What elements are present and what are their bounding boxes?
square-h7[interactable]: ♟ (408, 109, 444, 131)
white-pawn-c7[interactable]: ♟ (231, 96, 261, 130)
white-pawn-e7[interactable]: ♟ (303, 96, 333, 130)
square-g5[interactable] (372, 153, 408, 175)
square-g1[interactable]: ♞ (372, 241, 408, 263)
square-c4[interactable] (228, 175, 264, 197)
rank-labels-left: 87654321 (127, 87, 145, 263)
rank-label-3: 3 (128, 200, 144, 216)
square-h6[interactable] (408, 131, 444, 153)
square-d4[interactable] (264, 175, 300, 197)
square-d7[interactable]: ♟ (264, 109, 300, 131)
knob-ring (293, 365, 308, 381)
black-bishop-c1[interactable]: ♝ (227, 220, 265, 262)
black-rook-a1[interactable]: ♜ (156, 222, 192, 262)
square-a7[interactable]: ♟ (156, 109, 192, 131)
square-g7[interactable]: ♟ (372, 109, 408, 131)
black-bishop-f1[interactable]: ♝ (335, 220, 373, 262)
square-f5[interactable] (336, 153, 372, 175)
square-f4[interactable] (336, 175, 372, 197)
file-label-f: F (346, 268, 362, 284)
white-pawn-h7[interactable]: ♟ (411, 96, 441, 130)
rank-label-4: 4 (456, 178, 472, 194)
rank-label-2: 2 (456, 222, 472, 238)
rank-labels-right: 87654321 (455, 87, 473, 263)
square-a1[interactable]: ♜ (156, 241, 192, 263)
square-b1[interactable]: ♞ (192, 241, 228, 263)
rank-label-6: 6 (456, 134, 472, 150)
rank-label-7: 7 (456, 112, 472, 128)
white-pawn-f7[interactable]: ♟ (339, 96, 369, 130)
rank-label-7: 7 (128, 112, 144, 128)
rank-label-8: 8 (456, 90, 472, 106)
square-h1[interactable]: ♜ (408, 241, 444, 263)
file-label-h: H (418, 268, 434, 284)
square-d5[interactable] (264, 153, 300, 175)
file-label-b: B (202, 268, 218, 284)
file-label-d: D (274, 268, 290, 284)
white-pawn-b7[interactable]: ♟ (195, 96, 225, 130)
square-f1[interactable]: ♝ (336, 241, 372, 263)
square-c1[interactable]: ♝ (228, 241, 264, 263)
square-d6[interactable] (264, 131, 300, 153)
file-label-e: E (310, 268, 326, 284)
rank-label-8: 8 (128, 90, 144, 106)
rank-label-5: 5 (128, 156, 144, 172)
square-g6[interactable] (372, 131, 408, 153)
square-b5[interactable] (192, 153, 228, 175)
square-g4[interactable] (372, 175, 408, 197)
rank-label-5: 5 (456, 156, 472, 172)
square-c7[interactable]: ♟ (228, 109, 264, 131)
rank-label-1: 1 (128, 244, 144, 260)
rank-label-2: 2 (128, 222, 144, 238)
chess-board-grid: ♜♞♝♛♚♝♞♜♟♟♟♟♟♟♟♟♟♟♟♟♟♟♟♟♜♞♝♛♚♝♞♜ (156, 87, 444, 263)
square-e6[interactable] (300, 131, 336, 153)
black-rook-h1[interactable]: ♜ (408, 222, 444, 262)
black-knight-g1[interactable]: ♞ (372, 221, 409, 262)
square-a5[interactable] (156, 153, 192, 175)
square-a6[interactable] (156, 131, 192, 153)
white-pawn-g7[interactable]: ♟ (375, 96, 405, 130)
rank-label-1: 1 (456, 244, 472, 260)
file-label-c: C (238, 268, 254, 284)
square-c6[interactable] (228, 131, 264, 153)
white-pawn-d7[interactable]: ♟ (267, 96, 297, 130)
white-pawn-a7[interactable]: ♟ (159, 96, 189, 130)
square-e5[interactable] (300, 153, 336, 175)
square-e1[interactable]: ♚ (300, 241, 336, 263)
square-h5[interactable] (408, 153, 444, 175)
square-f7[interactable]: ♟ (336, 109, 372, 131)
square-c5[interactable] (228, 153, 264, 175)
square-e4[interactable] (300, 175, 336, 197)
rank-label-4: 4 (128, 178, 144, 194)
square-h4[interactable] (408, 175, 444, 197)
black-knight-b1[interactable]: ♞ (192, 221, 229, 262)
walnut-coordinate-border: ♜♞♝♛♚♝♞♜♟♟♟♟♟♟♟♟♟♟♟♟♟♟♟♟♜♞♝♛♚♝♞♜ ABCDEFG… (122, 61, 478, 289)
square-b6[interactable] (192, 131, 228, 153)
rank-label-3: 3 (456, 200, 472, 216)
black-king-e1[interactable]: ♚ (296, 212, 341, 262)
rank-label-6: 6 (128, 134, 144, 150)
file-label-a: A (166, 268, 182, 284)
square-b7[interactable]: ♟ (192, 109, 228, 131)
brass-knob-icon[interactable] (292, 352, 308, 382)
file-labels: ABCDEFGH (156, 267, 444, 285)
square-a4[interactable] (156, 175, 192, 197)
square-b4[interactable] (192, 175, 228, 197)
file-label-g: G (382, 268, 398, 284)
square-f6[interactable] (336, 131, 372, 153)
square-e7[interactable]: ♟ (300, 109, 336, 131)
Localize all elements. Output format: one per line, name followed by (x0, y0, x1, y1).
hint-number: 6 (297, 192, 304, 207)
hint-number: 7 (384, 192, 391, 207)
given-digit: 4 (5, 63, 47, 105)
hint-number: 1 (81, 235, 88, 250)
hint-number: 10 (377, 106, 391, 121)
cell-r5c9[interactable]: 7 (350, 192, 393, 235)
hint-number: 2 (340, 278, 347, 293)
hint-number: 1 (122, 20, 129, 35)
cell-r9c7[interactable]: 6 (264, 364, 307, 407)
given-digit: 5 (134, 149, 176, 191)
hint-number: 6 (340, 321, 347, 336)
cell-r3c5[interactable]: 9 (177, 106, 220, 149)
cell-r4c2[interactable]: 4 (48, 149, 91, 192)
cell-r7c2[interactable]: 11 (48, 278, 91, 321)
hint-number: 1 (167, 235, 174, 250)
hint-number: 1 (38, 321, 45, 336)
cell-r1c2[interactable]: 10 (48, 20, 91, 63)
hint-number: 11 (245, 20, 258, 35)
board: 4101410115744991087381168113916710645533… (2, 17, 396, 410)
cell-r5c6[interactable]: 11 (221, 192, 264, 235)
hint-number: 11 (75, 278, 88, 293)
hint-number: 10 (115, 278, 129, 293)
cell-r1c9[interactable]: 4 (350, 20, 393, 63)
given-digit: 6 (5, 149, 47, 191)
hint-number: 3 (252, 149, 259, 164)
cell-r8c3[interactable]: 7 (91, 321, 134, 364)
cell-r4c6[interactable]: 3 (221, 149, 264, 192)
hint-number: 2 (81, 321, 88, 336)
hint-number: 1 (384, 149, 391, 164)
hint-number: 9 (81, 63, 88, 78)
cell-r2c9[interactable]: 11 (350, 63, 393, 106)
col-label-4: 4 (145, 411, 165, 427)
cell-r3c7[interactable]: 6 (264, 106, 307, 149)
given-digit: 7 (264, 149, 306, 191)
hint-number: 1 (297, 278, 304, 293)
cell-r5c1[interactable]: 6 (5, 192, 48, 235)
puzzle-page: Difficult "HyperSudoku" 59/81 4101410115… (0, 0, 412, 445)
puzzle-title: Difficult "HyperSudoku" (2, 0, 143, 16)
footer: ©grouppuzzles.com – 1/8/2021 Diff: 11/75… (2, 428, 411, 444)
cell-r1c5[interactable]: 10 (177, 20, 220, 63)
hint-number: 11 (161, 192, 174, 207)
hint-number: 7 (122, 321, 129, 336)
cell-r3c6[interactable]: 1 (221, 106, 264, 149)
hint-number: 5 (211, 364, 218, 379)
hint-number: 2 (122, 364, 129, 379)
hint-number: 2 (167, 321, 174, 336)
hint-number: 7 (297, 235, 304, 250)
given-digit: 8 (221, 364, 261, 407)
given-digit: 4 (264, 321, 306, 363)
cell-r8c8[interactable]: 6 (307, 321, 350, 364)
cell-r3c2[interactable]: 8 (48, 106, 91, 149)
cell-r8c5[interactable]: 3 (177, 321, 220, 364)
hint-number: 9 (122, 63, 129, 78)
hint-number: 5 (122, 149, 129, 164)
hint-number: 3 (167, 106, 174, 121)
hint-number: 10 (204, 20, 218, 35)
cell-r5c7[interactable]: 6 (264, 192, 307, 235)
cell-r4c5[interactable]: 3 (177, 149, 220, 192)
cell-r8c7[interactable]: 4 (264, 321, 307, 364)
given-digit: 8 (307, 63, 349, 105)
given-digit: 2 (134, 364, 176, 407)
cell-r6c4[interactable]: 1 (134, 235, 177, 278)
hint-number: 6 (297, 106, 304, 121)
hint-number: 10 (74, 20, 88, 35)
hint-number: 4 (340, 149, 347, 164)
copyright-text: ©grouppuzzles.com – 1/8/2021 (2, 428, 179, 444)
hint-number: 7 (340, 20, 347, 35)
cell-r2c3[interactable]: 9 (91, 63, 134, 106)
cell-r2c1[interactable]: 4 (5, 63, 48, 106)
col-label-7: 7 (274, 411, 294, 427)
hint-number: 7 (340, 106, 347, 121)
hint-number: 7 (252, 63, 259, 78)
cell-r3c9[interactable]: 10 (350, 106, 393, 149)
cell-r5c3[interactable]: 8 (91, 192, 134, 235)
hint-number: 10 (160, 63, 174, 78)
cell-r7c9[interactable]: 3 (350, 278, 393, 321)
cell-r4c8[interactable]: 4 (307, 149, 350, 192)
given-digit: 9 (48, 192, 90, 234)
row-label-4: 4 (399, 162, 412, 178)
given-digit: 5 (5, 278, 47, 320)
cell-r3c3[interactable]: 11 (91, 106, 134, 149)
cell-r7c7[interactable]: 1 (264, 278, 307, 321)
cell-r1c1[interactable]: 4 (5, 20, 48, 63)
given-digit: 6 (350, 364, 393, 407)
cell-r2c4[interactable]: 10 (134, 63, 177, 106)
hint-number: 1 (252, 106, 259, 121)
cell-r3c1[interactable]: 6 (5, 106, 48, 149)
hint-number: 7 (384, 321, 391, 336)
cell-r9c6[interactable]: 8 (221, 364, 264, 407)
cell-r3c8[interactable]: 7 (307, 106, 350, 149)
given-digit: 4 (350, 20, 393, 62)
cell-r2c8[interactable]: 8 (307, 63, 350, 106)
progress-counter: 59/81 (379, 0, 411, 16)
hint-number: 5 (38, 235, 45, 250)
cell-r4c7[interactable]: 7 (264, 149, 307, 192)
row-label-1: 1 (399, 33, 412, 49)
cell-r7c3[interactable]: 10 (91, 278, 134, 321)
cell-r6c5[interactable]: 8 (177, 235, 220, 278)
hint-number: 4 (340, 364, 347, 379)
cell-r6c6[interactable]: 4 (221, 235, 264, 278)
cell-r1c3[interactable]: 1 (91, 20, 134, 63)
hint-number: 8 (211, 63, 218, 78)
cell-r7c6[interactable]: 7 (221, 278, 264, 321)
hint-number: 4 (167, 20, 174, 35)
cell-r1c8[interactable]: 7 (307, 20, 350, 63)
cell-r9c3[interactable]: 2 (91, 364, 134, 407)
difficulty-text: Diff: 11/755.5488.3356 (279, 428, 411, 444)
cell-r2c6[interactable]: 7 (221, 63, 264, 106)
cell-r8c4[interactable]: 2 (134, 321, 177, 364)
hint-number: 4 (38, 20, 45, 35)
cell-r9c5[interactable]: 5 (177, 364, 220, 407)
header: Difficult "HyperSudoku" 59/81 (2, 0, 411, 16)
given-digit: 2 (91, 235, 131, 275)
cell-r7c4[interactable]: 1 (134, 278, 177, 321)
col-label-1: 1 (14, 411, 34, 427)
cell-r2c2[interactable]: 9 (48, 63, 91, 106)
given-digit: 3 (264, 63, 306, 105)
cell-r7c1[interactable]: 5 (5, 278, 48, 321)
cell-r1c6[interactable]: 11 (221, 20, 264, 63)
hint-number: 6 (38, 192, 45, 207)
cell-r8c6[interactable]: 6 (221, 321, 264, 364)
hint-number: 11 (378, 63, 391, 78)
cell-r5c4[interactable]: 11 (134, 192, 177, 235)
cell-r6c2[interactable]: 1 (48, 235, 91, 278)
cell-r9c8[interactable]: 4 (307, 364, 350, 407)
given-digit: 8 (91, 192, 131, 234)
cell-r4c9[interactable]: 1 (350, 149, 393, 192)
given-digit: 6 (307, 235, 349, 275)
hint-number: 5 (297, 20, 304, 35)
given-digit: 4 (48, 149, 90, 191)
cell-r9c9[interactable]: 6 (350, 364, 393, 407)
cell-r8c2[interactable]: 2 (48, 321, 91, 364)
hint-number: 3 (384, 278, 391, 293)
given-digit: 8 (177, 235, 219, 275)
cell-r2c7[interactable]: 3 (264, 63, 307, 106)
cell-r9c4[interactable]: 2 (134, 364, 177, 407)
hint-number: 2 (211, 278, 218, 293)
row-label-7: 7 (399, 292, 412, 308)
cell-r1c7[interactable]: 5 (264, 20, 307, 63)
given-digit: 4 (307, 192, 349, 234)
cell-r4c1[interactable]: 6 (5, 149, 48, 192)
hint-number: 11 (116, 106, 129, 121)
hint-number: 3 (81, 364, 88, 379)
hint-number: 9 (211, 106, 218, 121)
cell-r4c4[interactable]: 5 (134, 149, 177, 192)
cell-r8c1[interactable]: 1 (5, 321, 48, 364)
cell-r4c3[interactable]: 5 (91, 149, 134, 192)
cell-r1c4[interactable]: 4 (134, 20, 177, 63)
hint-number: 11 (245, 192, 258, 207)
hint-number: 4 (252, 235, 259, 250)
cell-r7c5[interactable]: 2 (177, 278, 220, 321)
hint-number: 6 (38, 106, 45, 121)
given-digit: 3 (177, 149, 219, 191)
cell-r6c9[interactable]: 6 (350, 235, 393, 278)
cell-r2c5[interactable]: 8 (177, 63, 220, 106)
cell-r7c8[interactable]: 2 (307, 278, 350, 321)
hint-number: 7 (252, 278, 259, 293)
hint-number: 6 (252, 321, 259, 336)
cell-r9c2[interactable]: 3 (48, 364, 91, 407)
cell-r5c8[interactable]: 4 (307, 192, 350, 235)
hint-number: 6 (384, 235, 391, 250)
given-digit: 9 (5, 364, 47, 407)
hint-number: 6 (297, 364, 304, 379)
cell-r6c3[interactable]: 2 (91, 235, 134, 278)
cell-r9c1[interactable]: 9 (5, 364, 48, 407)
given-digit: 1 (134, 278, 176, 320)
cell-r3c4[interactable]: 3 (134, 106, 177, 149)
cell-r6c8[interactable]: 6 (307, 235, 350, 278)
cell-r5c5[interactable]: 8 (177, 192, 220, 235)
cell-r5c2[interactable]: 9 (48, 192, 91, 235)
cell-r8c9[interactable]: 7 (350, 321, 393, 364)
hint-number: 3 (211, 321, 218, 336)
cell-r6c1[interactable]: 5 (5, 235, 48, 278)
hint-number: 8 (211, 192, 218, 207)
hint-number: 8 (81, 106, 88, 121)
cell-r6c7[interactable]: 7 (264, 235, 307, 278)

Goal:
Render the records, from their first line through the line containing "rank-labels-right: 87654321 (455, 87, 473, 263)" inclusive, as a Markdown table with the columns Row and Record Line. Number each row, and omit any blank lines.

Written reply:
| Row | Record Line |
|---|---|
| 1 | What elements are present and what are their bounding boxes? |
| 2 | square-h7[interactable]: ♟ (408, 109, 444, 131) |
| 3 | white-pawn-c7[interactable]: ♟ (231, 96, 261, 130) |
| 4 | white-pawn-e7[interactable]: ♟ (303, 96, 333, 130) |
| 5 | square-g5[interactable] (372, 153, 408, 175) |
| 6 | square-g1[interactable]: ♞ (372, 241, 408, 263) |
| 7 | square-c4[interactable] (228, 175, 264, 197) |
| 8 | rank-labels-left: 87654321 (127, 87, 145, 263) |
| 9 | rank-label-3: 3 (128, 200, 144, 216) |
| 10 | square-h6[interactable] (408, 131, 444, 153) |
| 11 | square-d4[interactable] (264, 175, 300, 197) |
| 12 | square-d7[interactable]: ♟ (264, 109, 300, 131) |
| 13 | knob-ring (293, 365, 308, 381) |
| 14 | black-bishop-c1[interactable]: ♝ (227, 220, 265, 262) |
| 15 | black-rook-a1[interactable]: ♜ (156, 222, 192, 262) |
| 16 | square-a7[interactable]: ♟ (156, 109, 192, 131) |
| 17 | square-g7[interactable]: ♟ (372, 109, 408, 131) |
| 18 | black-bishop-f1[interactable]: ♝ (335, 220, 373, 262) |
| 19 | square-f5[interactable] (336, 153, 372, 175) |
| 20 | square-f4[interactable] (336, 175, 372, 197) |
| 21 | file-label-f: F (346, 268, 362, 284) |
| 22 | white-pawn-h7[interactable]: ♟ (411, 96, 441, 130) |
| 23 | rank-label-4: 4 (456, 178, 472, 194) |
| 24 | rank-label-2: 2 (456, 222, 472, 238) |
| 25 | rank-labels-right: 87654321 (455, 87, 473, 263) |